_Objective_:
Go through the listing and write out all of it exactly.

——————

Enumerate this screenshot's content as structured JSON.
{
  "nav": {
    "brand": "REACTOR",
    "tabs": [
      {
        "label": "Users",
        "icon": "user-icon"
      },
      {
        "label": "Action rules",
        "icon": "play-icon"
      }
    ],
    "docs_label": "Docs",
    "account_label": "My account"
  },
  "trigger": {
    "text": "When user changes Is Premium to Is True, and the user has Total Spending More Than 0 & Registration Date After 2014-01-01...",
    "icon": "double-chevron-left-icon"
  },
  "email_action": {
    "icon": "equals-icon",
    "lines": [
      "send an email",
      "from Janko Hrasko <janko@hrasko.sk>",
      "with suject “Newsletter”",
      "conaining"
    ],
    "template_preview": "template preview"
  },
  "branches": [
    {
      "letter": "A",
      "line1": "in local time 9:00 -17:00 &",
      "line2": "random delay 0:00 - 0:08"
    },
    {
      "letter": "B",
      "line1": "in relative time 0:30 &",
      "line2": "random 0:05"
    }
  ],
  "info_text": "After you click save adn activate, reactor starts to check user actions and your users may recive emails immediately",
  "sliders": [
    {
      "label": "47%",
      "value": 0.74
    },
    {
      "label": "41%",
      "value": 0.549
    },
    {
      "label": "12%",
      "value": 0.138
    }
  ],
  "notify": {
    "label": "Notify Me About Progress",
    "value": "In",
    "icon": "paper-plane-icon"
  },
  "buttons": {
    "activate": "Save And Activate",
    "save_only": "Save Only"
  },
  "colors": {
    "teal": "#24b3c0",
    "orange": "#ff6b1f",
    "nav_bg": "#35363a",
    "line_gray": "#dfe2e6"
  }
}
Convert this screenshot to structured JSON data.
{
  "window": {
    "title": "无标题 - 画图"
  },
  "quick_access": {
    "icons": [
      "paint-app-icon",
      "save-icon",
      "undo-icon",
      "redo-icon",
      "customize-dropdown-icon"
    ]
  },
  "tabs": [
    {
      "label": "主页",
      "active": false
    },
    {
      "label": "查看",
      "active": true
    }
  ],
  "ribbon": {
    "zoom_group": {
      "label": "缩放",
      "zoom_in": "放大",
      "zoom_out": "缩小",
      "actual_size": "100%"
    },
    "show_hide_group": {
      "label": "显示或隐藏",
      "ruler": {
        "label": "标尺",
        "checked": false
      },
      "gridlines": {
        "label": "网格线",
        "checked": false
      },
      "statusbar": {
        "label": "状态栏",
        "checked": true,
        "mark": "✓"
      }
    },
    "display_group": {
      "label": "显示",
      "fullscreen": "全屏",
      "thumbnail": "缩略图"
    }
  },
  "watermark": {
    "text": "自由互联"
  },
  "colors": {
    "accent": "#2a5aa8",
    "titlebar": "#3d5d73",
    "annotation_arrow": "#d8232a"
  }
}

——————

_Complete output_:
Enumerate this screenshot's content as structured JSON.
{
  "nav": {
    "brand": "REACTOR",
    "tabs": [
      {
        "label": "Users",
        "icon": "user-icon"
      },
      {
        "label": "Action rules",
        "icon": "play-icon"
      }
    ],
    "docs_label": "Docs",
    "account_label": "My account"
  },
  "trigger": {
    "text": "When user changes Is Premium to Is True, and the user has Total Spending More Than 0 & Registration Date After 2014-01-01...",
    "icon": "double-chevron-left-icon"
  },
  "email_action": {
    "icon": "equals-icon",
    "lines": [
      "send an email",
      "from Janko Hrasko <janko@hrasko.sk>",
      "with suject “Newsletter”",
      "conaining"
    ],
    "template_preview": "template preview"
  },
  "branches": [
    {
      "letter": "A",
      "line1": "in local time 9:00 -17:00 &",
      "line2": "random delay 0:00 - 0:08"
    },
    {
      "letter": "B",
      "line1": "in relative time 0:30 &",
      "line2": "random 0:05"
    }
  ],
  "info_text": "After you click save adn activate, reactor starts to check user actions and your users may recive emails immediately",
  "sliders": [
    {
      "label": "47%",
      "value": 0.74
    },
    {
      "label": "41%",
      "value": 0.549
    },
    {
      "label": "12%",
      "value": 0.138
    }
  ],
  "notify": {
    "label": "Notify Me About Progress",
    "value": "In",
    "icon": "paper-plane-icon"
  },
  "buttons": {
    "activate": "Save And Activate",
    "save_only": "Save Only"
  },
  "colors": {
    "teal": "#24b3c0",
    "orange": "#ff6b1f",
    "nav_bg": "#35363a",
    "line_gray": "#dfe2e6"
  }
}
Convert this screenshot to structured JSON data.
{
  "window": {
    "title": "无标题 - 画图"
  },
  "quick_access": {
    "icons": [
      "paint-app-icon",
      "save-icon",
      "undo-icon",
      "redo-icon",
      "customize-dropdown-icon"
    ]
  },
  "tabs": [
    {
      "label": "主页",
      "active": false
    },
    {
      "label": "查看",
      "active": true
    }
  ],
  "ribbon": {
    "zoom_group": {
      "label": "缩放",
      "zoom_in": "放大",
      "zoom_out": "缩小",
      "actual_size": "100%"
    },
    "show_hide_group": {
      "label": "显示或隐藏",
      "ruler": {
        "label": "标尺",
        "checked": false
      },
      "gridlines": {
        "label": "网格线",
        "checked": false
      },
      "statusbar": {
        "label": "状态栏",
        "checked": true,
        "mark": "✓"
      }
    },
    "display_group": {
      "label": "显示",
      "fullscreen": "全屏",
      "thumbnail": "缩略图"
    }
  },
  "watermark": {
    "text": "自由互联"
  },
  "colors": {
    "accent": "#2a5aa8",
    "titlebar": "#3d5d73",
    "annotation_arrow": "#d8232a"
  }
}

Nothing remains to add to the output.